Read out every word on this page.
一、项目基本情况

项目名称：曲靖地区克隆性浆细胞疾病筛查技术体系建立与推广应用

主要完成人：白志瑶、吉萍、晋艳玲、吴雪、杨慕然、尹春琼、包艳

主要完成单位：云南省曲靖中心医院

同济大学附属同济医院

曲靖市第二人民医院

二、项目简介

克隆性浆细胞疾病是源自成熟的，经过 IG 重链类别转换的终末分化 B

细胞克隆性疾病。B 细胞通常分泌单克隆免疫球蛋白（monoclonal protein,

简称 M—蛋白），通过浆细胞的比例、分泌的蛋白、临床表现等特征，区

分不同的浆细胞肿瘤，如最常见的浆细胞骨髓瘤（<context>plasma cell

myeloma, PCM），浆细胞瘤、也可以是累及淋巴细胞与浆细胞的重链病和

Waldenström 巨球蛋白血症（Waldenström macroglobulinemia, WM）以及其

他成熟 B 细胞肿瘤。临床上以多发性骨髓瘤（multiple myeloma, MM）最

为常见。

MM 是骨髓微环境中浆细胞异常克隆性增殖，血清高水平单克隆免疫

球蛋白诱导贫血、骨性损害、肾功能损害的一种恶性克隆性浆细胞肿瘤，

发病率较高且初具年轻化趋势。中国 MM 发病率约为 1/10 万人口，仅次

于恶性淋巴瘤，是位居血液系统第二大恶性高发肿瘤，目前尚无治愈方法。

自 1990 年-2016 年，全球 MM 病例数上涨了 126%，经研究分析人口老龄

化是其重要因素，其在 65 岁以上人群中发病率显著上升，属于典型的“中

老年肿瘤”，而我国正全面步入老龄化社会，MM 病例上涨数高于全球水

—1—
========================
→ Task instructions: Lines above holding "myeloma": give their count, nothing more.

→ Answer to the problem: 2